>>>>

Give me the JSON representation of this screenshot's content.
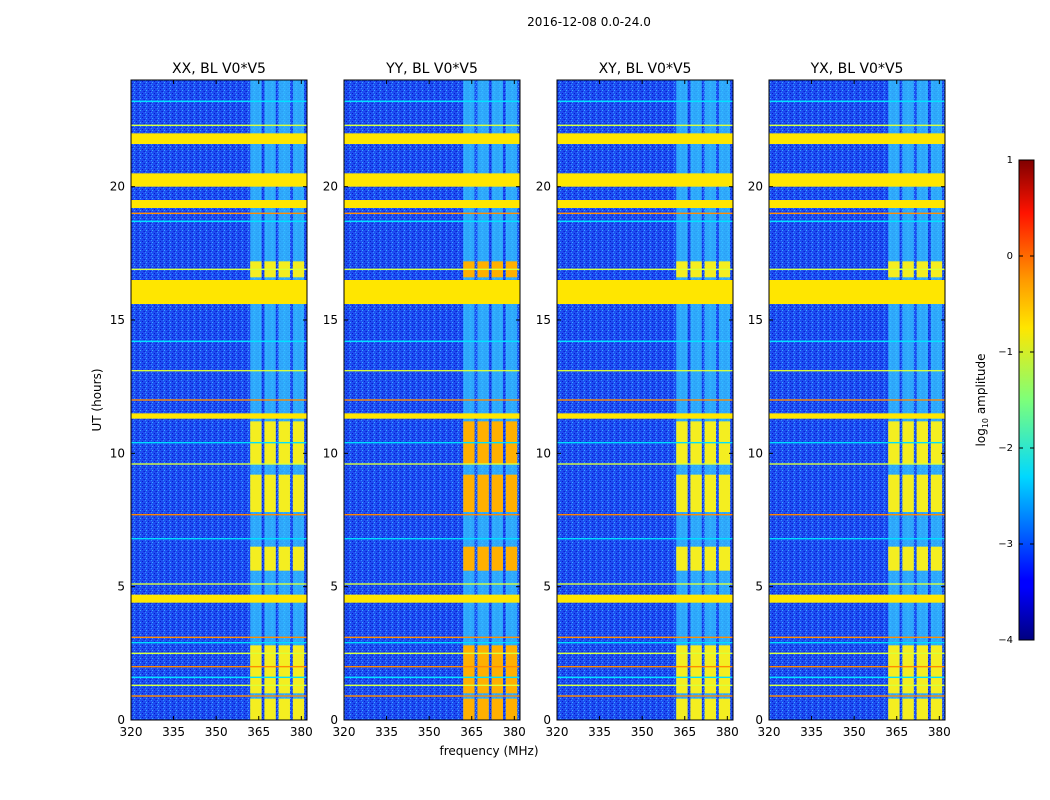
{
  "figure": {
    "suptitle": "2016-12-08 0.0-24.0"
  },
  "chart_data": {
    "type": "heatmap",
    "xlabel": "frequency (MHz)",
    "ylabel": "UT (hours)",
    "xlim": [
      320,
      382
    ],
    "ylim": [
      0,
      24
    ],
    "x_ticks": [
      320,
      335,
      350,
      365,
      380
    ],
    "y_ticks": [
      0,
      5,
      10,
      15,
      20
    ],
    "panels": [
      {
        "title": "XX, BL V0*V5"
      },
      {
        "title": "YY, BL V0*V5"
      },
      {
        "title": "XY, BL V0*V5"
      },
      {
        "title": "YX, BL V0*V5"
      }
    ],
    "colorbar": {
      "label": "log",
      "label_sub": "10",
      "label_rest": " amplitude",
      "range": [
        -4,
        1
      ],
      "ticks": [
        1,
        0,
        -1,
        -2,
        -3,
        -4
      ],
      "tick_labels": [
        "1",
        "0",
        "−1",
        "−2",
        "−3",
        "−4"
      ],
      "colormap": "jet"
    },
    "features": {
      "background_log_amplitude": -3.2,
      "band_range_mhz": [
        362,
        381
      ],
      "band_column_edges_mhz": [
        362,
        366,
        367,
        371,
        372,
        376,
        377,
        381
      ],
      "flagged_rows_ut_hours": [
        [
          4.4,
          4.7
        ],
        [
          11.3,
          11.5
        ],
        [
          15.6,
          16.5
        ],
        [
          19.2,
          19.5
        ],
        [
          20.0,
          20.5
        ],
        [
          21.6,
          22.0
        ]
      ],
      "flagged_log_amplitude": -1.3,
      "high_blocks_ut_hours": [
        [
          0.0,
          0.8
        ],
        [
          1.0,
          2.8
        ],
        [
          5.6,
          6.5
        ],
        [
          7.8,
          9.2
        ],
        [
          9.6,
          11.2
        ],
        [
          16.6,
          17.2
        ]
      ],
      "rfi_lines_ut_hours": [
        0.9,
        1.3,
        1.6,
        2.0,
        2.5,
        2.9,
        3.1,
        5.1,
        6.8,
        7.7,
        9.6,
        10.4,
        12.0,
        13.1,
        14.2,
        16.0,
        16.9,
        18.7,
        19.0,
        22.3,
        23.2
      ]
    }
  }
}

<<<<

Make an exact copy of all the material, but keep the pictures out of it.

Give me the JSON representation of this screenshot's content.
{
  "figure": {
    "suptitle": "2016-12-08 0.0-24.0"
  },
  "chart_data": {
    "type": "heatmap",
    "xlabel": "frequency (MHz)",
    "ylabel": "UT (hours)",
    "xlim": [
      320,
      382
    ],
    "ylim": [
      0,
      24
    ],
    "x_ticks": [
      320,
      335,
      350,
      365,
      380
    ],
    "y_ticks": [
      0,
      5,
      10,
      15,
      20
    ],
    "panels": [
      {
        "title": "XX, BL V0*V5"
      },
      {
        "title": "YY, BL V0*V5"
      },
      {
        "title": "XY, BL V0*V5"
      },
      {
        "title": "YX, BL V0*V5"
      }
    ],
    "colorbar": {
      "label": "log",
      "label_sub": "10",
      "label_rest": " amplitude",
      "range": [
        -4,
        1
      ],
      "ticks": [
        1,
        0,
        -1,
        -2,
        -3,
        -4
      ],
      "tick_labels": [
        "1",
        "0",
        "−1",
        "−2",
        "−3",
        "−4"
      ],
      "colormap": "jet"
    },
    "features": {
      "background_log_amplitude": -3.2,
      "band_range_mhz": [
        362,
        381
      ],
      "band_column_edges_mhz": [
        362,
        366,
        367,
        371,
        372,
        376,
        377,
        381
      ],
      "flagged_rows_ut_hours": [
        [
          4.4,
          4.7
        ],
        [
          11.3,
          11.5
        ],
        [
          15.6,
          16.5
        ],
        [
          19.2,
          19.5
        ],
        [
          20.0,
          20.5
        ],
        [
          21.6,
          22.0
        ]
      ],
      "flagged_log_amplitude": -1.3,
      "high_blocks_ut_hours": [
        [
          0.0,
          0.8
        ],
        [
          1.0,
          2.8
        ],
        [
          5.6,
          6.5
        ],
        [
          7.8,
          9.2
        ],
        [
          9.6,
          11.2
        ],
        [
          16.6,
          17.2
        ]
      ],
      "rfi_lines_ut_hours": [
        0.9,
        1.3,
        1.6,
        2.0,
        2.5,
        2.9,
        3.1,
        5.1,
        6.8,
        7.7,
        9.6,
        10.4,
        12.0,
        13.1,
        14.2,
        16.0,
        16.9,
        18.7,
        19.0,
        22.3,
        23.2
      ]
    }
  }
}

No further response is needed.